■ AUSZUG ZUM LESEN ■
=======

EVER GIVEN – WIE GEHT ES WEITER?

Seit dem 23.03.2021 liegt die EVER GIVEN nun in Ägypten, zuerst quer im Suezkanal, nun „an der Kette“ im Großen Bittersee. Am 07.04. machte die Suez Canal Authority (SCA) als Eigentümerin, Verwalterin und Betreiberin des Suezkanals Schadenersatz in Höhe von 916 Mio. USD geltend und ließ Schiff und Ladung arrestieren. Dieser Umstand und die enorme Höhe des Schadenersatzes machen es unwahrscheinlich, dass das Schiff mit den von ihm transportierten ca. 18.000 Container seine Fahrt in Kürze fortsetzen kann. Was bedeutet das für Unternehmen, die ein wirtschaftliches Interesse an den Gütern haben und die Versicherungen, bei denen sie versichert sind?
Ever Given, wer zahlt den Schaden? Transportversicherung

(Bildnachweis: iStock.com/eyewave)

Am 22.04.2021 haben die Eigner wohl „Widerspruch“ gegen den Arrest der SCA eingelegt. In einem Termin am 04.05.2021 vor dem zuständigen Gericht in Ismailia wurde das  Rechtsmittel der Eigner zurückgewiesen. Ein weiterer Termin soll nun am 22.05.2021 stattfinden. Sollten sich die Parteien nicht vergleichsweise einigen oder das Schiff gegen eine entsprechende Sicherheit freigegeben werden, wird es noch längere Zeit im Bittersee liegen bleiben. Verderbliche Ware könnte dann zerstört sein. Waren, die Gegenstand von Fixgeschäften waren, werden eventuell nicht mehr benötigt. Käufer könnten zwischenzeitlich wegen Lieferverzuges vom Kaufvertrag zurückgetreten sein oder sie nicht mehr benötigen, da sie vom Verkäufer oder anderweitige Deckungskäufe Ersatz erhalten haben.

=======

■ AUFGABEN ■
a. Zitiere aus dem Text über die EVER GIVEN alles von „Am 22.04.2021 haben“ bis hinunter zu „Ersatz erhalten haben.“.
b. Welche Summe machte die Suez Canal Authority laut dem Text über die EVER GIVEN als Schadenersatz geltend?
c. Führe den Text über die EVER GIVEN im Anschluss an seinen letzten Satz fort.

=======

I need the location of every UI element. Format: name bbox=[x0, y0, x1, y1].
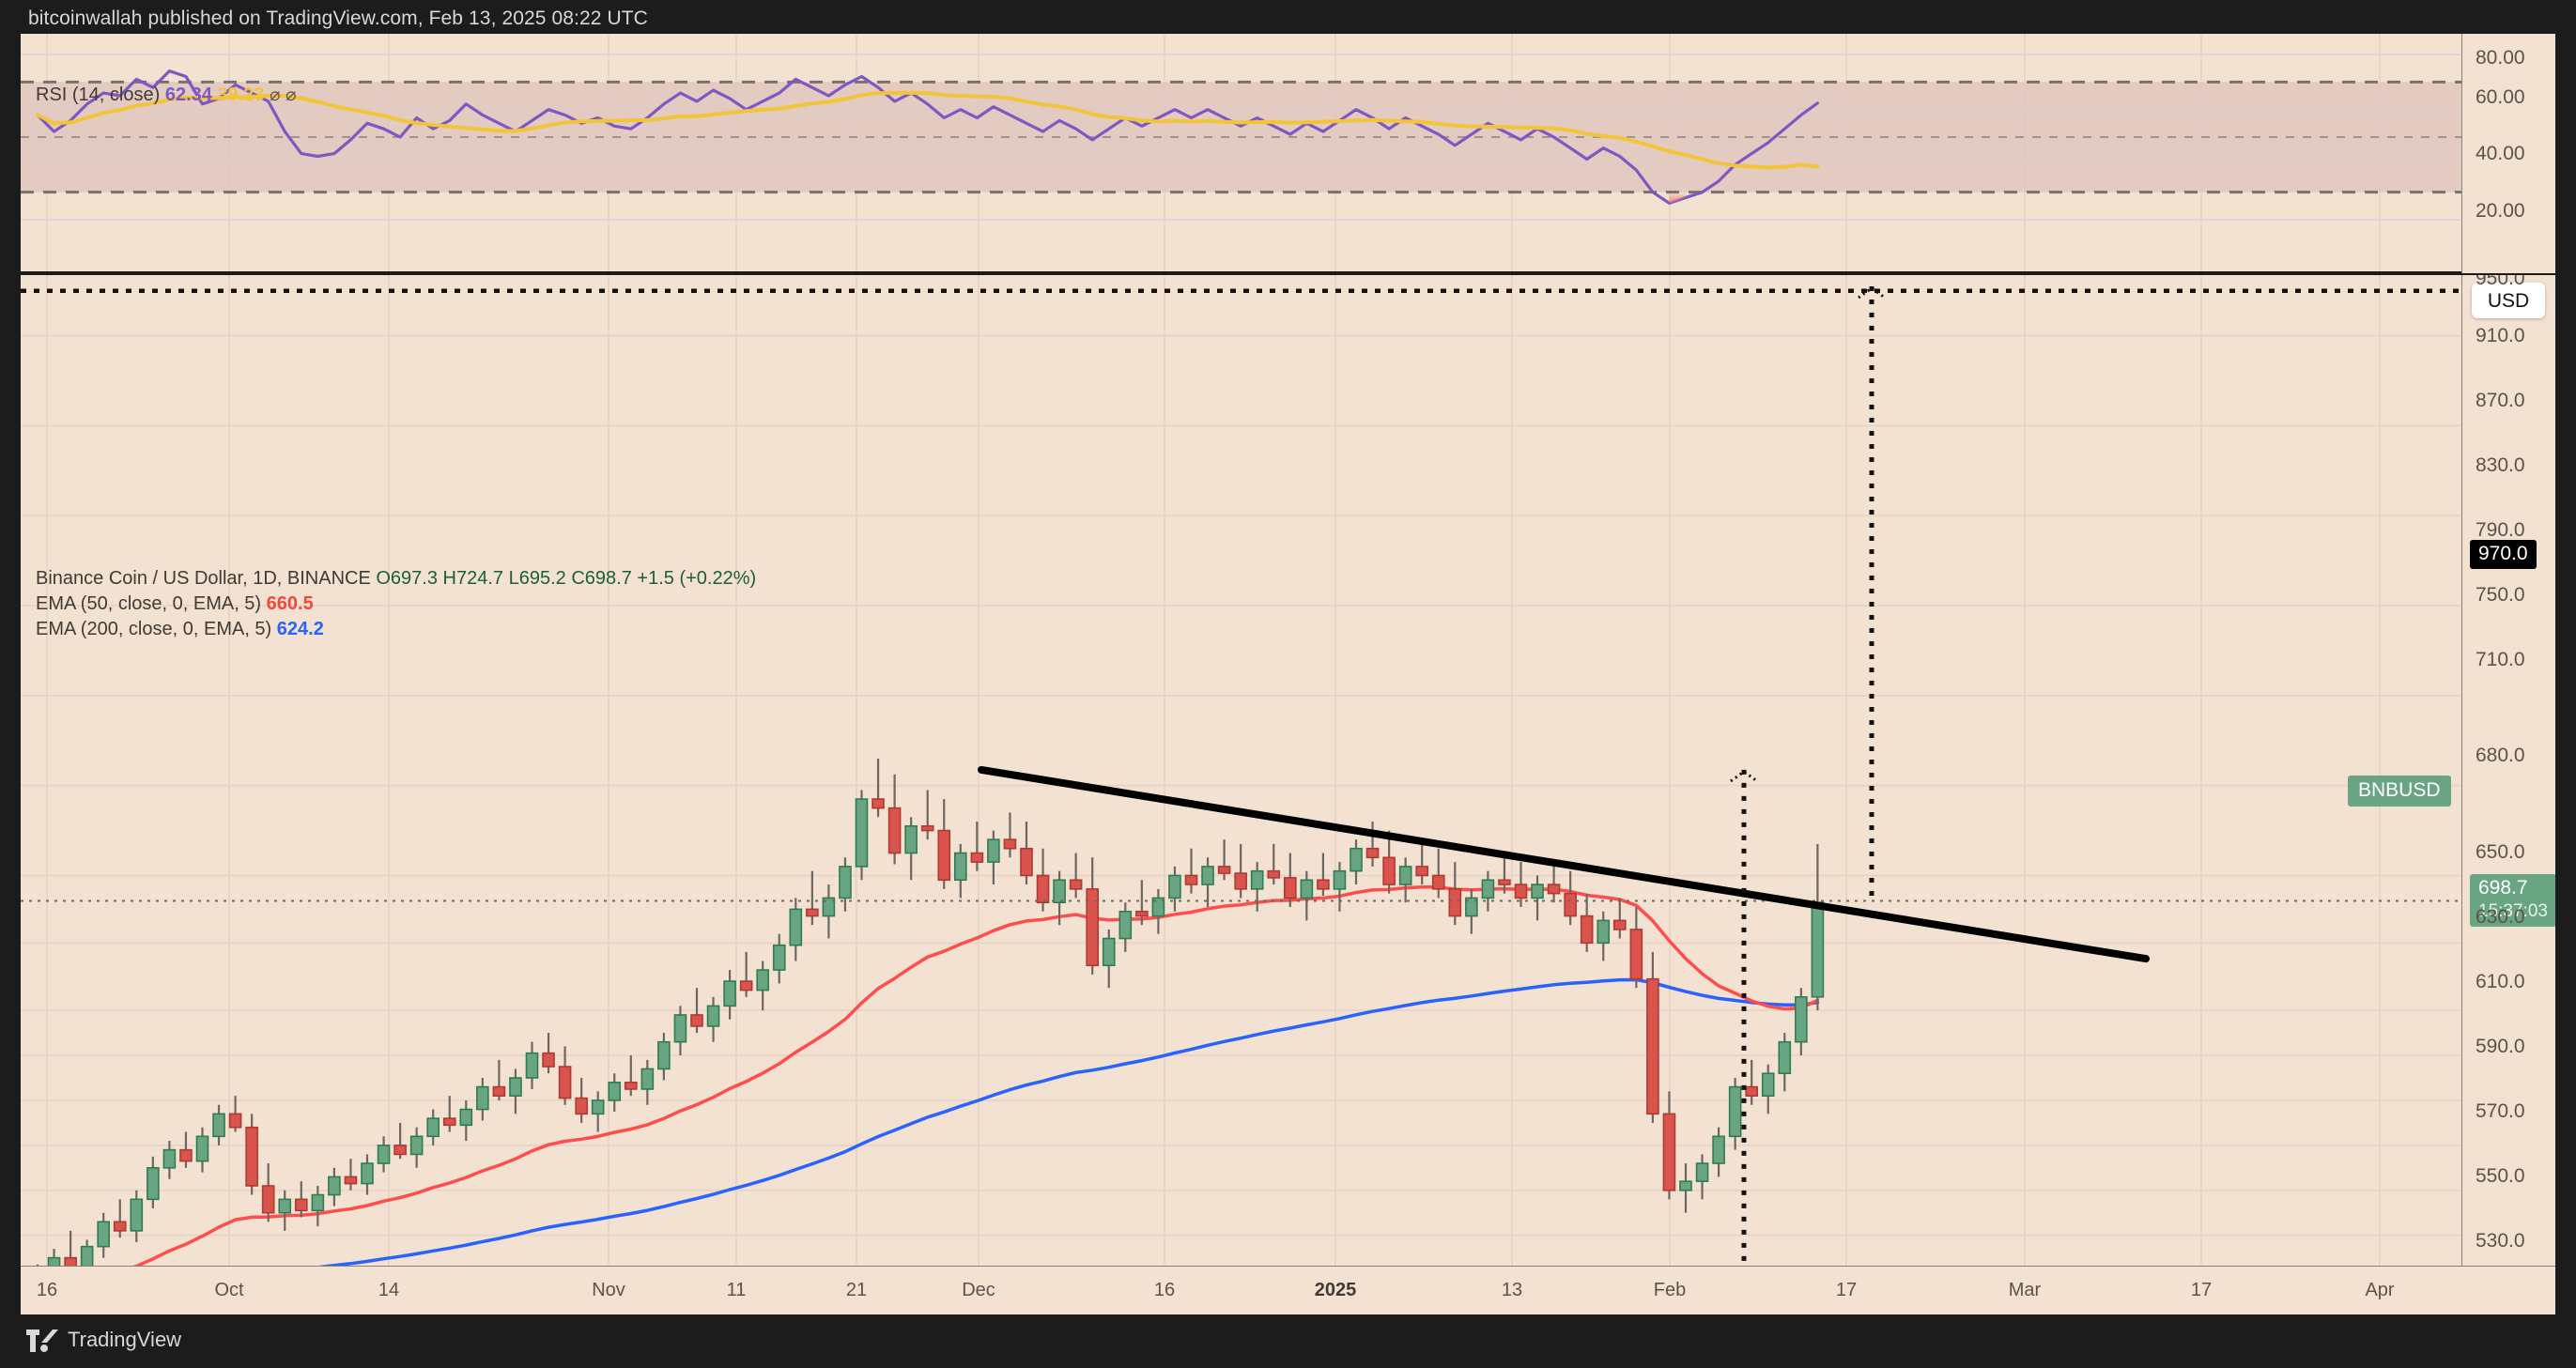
ohlc-low: L695.2 bbox=[508, 568, 566, 589]
price-axis-label: 550.0 bbox=[2476, 1165, 2525, 1187]
time-axis-label: Mar bbox=[2008, 1280, 2042, 1300]
tradingview-logo-icon[interactable]: TradingView bbox=[26, 1328, 181, 1357]
rsi-ma-value: 39.23 bbox=[217, 85, 265, 105]
time-axis-label: 16 bbox=[36, 1280, 58, 1300]
symbol-title: Binance Coin / US Dollar, 1D, BINANCE bbox=[36, 568, 371, 589]
price-legend[interactable]: Binance Coin / US Dollar, 1D, BINANCE O6… bbox=[36, 566, 756, 642]
time-axis-label: 2025 bbox=[1314, 1280, 1357, 1300]
price-change: +1.5 (+0.22%) bbox=[637, 568, 757, 589]
symbol-ohlc-row: Binance Coin / US Dollar, 1D, BINANCE O6… bbox=[36, 566, 756, 592]
price-axis-label: 680.0 bbox=[2476, 745, 2525, 766]
time-axis-label: Feb bbox=[1653, 1280, 1687, 1300]
time-axis-label: Dec bbox=[962, 1280, 995, 1300]
price-axis-label: 630.0 bbox=[2476, 906, 2525, 928]
rsi-indicator-pane[interactable]: RSI (14, close) 62.34 39.23 ⌀ ⌀ bbox=[21, 34, 2461, 273]
price-chart-pane[interactable]: Binance Coin / US Dollar, 1D, BINANCE O6… bbox=[21, 275, 2461, 1266]
tradingview-wordmark: TradingView bbox=[68, 1328, 182, 1351]
price-axis-label: 570.0 bbox=[2476, 1100, 2525, 1122]
rsi-value: 62.34 bbox=[164, 85, 212, 105]
price-axis-label: 870.0 bbox=[2476, 390, 2525, 411]
price-axis-label: 830.0 bbox=[2476, 454, 2525, 476]
target-price-badge: 970.0 bbox=[2470, 540, 2537, 569]
ema200-title: EMA (200, close, 0, EMA, 5) bbox=[36, 619, 272, 639]
rsi-plot bbox=[21, 34, 2461, 271]
price-axis[interactable]: USD 970.0 698.7 15:37:03 950.0 910.0 870… bbox=[2461, 275, 2555, 1266]
ema200-row[interactable]: EMA (200, close, 0, EMA, 5) 624.2 bbox=[36, 617, 756, 642]
ema50-row[interactable]: EMA (50, close, 0, EMA, 5) 660.5 bbox=[36, 592, 756, 617]
ema200-value: 624.2 bbox=[276, 619, 324, 639]
price-axis-label: 750.0 bbox=[2476, 584, 2525, 606]
rsi-axis-label: 20.00 bbox=[2476, 200, 2525, 222]
ema50-title: EMA (50, close, 0, EMA, 5) bbox=[36, 593, 262, 614]
price-axis-label: 610.0 bbox=[2476, 971, 2525, 992]
price-axis-label: 950.0 bbox=[2476, 275, 2525, 289]
price-axis-label: 790.0 bbox=[2476, 519, 2525, 541]
time-axis-label: 11 bbox=[726, 1280, 747, 1300]
ohlc-open: O697.3 bbox=[376, 568, 438, 589]
publish-header: bitcoinwallah published on TradingView.c… bbox=[0, 0, 2576, 34]
ohlc-high: H724.7 bbox=[442, 568, 504, 589]
price-axis-label: 910.0 bbox=[2476, 325, 2525, 346]
time-axis-label: 17 bbox=[2190, 1280, 2213, 1300]
ema50-value: 660.5 bbox=[266, 593, 314, 614]
time-axis-label: Nov bbox=[592, 1280, 625, 1300]
last-price-countdown: 15:37:03 bbox=[2478, 901, 2548, 921]
candlestick-plot bbox=[21, 275, 2461, 1266]
currency-button[interactable]: USD bbox=[2472, 283, 2545, 318]
time-axis-label: 21 bbox=[845, 1280, 868, 1300]
currency-label: USD bbox=[2487, 290, 2530, 312]
rsi-legend-title: RSI (14, close) bbox=[36, 85, 161, 105]
last-price-value: 698.7 bbox=[2478, 877, 2528, 899]
footer-bar: TradingView bbox=[0, 1314, 2576, 1368]
ohlc-close: C698.7 bbox=[571, 568, 632, 589]
time-axis-label: 17 bbox=[1835, 1280, 1858, 1300]
time-axis-label: 16 bbox=[1153, 1280, 1176, 1300]
rsi-price-axis[interactable]: 80.00 60.00 40.00 20.00 bbox=[2461, 34, 2555, 273]
rsi-axis-label: 80.00 bbox=[2476, 47, 2525, 69]
time-axis-label: 13 bbox=[1501, 1280, 1523, 1300]
publish-credit-text: bitcoinwallah published on TradingView.c… bbox=[28, 8, 648, 29]
tradingview-mark-icon bbox=[26, 1330, 58, 1352]
price-axis-label: 590.0 bbox=[2476, 1036, 2525, 1057]
price-axis-label: 710.0 bbox=[2476, 649, 2525, 670]
rsi-legend[interactable]: RSI (14, close) 62.34 39.23 ⌀ ⌀ bbox=[36, 85, 297, 106]
time-axis-label: 14 bbox=[378, 1280, 400, 1300]
symbol-price-badge: BNBUSD bbox=[2348, 776, 2451, 807]
rsi-axis-label: 40.00 bbox=[2476, 143, 2525, 164]
time-axis-label: Oct bbox=[214, 1280, 244, 1300]
price-axis-label: 650.0 bbox=[2476, 841, 2525, 863]
rsi-null-1-icon: ⌀ bbox=[270, 85, 281, 105]
last-price-badge: 698.7 15:37:03 bbox=[2470, 874, 2555, 927]
price-axis-label: 530.0 bbox=[2476, 1230, 2525, 1252]
rsi-axis-label: 60.00 bbox=[2476, 86, 2525, 108]
time-axis-label: Apr bbox=[2365, 1280, 2395, 1300]
time-axis[interactable]: 16 Oct 14 Nov 11 21 Dec 16 2025 13 Feb 17 Mar 17 Apr bbox=[21, 1266, 2555, 1314]
rsi-null-2-icon: ⌀ bbox=[285, 85, 297, 105]
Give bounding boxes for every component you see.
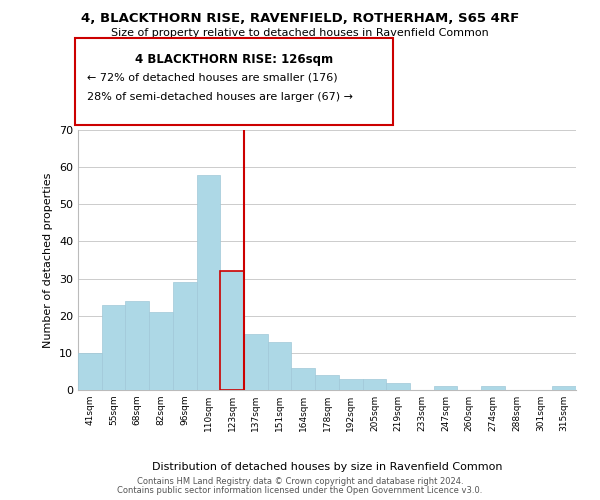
Text: 4 BLACKTHORN RISE: 126sqm: 4 BLACKTHORN RISE: 126sqm [135,52,333,66]
Bar [481,386,505,390]
Bar [244,334,268,390]
Bar [149,312,173,390]
Text: Contains public sector information licensed under the Open Government Licence v3: Contains public sector information licen… [118,486,482,495]
Bar [362,379,386,390]
Bar [315,375,339,390]
Text: 4, BLACKTHORN RISE, RAVENFIELD, ROTHERHAM, S65 4RF: 4, BLACKTHORN RISE, RAVENFIELD, ROTHERHA… [81,12,519,26]
Bar [125,301,149,390]
Text: Contains HM Land Registry data © Crown copyright and database right 2024.: Contains HM Land Registry data © Crown c… [137,477,463,486]
Y-axis label: Number of detached properties: Number of detached properties [43,172,53,348]
Bar [339,379,362,390]
Bar [102,304,125,390]
Bar [552,386,576,390]
Bar [292,368,315,390]
Bar [268,342,292,390]
Bar [434,386,457,390]
Text: Size of property relative to detached houses in Ravenfield Common: Size of property relative to detached ho… [111,28,489,38]
Bar [173,282,197,390]
Text: 28% of semi-detached houses are larger (67) →: 28% of semi-detached houses are larger (… [87,92,353,102]
Bar [220,271,244,390]
Text: Distribution of detached houses by size in Ravenfield Common: Distribution of detached houses by size … [152,462,502,472]
Text: ← 72% of detached houses are smaller (176): ← 72% of detached houses are smaller (17… [87,72,338,83]
Bar [78,353,102,390]
Bar [386,382,410,390]
Bar [197,174,220,390]
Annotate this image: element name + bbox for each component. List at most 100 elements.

=======

■ ANTWORTEN JE AUFGABE ■
a.
Am 22.04.2021 haben die Eigner wohl „Widerspruch“ gegen den Arrest der SCA eingelegt. In einem Termin am 04.05.2021 vor dem zuständigen Gericht in Ismailia wurde das  Rechtsmittel der Eigner zurückgewiesen. Ein weiterer Termin soll nun am 22.05.2021 stattfinden. Sollten sich die Parteien nicht vergleichsweise einigen oder das Schiff gegen eine entsprechende Sicherheit freigegeben werden, wird es noch längere Zeit im Bittersee liegen bleiben. Verderbliche Ware könnte dann zerstört sein. Waren, die Gegenstand von Fixgeschäften waren, werden eventuell nicht mehr benötigt. Käufer könnten zwischenzeitlich wegen Lieferverzuges vom Kaufvertrag zurückgetreten sein oder sie nicht mehr benötigen, da sie vom Verkäufer oder anderweitige Deckungskäufe Ersatz erhalten haben.

b. Die Suez Canal Authority machte Schadenersatz in Höhe von 916 Mio. USD geltend.

c.
In diesen Fällen stellt sich die Frage, was mit der Ware auf der EVER GIVEN geschieht und wer den entstandenen Schaden zahlt. Diese Frage stellt sich auf drei Ebenen: Auf der des Kaufvertrages, auf der des Transportversicherungsvertrages, wenn ein solcher abgeschlossen wurde und schließlich auf der des Transportvertrages, aufgrund dessen der Container auf der EVER GIVEN transportiert wird.

KAUFVERTRAG

Waren, die sich auf der EVER GIVEN befinden, kommen überwiegend aus Asien. Ein grenzüberschreitender Kaufvertrag dürfte daher die Regel sein. Auf solche Verträge ist häufig das CISG (sog. UN-Kaufrecht) anwendbar, wenn es nicht ausgeschlossen wurde. Bei Anwendbarkeit des CISG wird die Transportgefahr ebenso wie bei Anwendbarkeit des BGB häufig mit Übergabe der Sendung durch den Verkäufer an den ersten Frachtführer auf den Käufer übergehen (Art. 31 CISG). Den Schaden trägt dann im Fall der Güter auf der EVER GIVEN also der Käufer. Häufiger ist die Gefahrtragung aber entweder individuell oder aber durch Einbeziehung der Incoterms® 2020 oder früherer Versionen in den Kaufvertrag geregelt. In den Incoterms® ist die Transportgefahr und die Verpflichtung zur Eindeckung einer Transportversicherung geregelt. Die Regelungen in den einzelnen Klauseln reichen dabei von einem Übergang der Transportgefahr bei Abholung bis zum Übergang bei Ablieferung. Allerdings ist darauf hinzuweisen, dass unabhängig von der Gefahrtragung beide Parteien einen Schaden erleiden können, beispielsweise wenn der nicht die Gefahr tragende Empfänger seinem Kunden gegenüber nicht liefern kann und im Verhältnis zu diesem Schäden zu tragen hat, die sein Lieferant nicht ersetzen muss.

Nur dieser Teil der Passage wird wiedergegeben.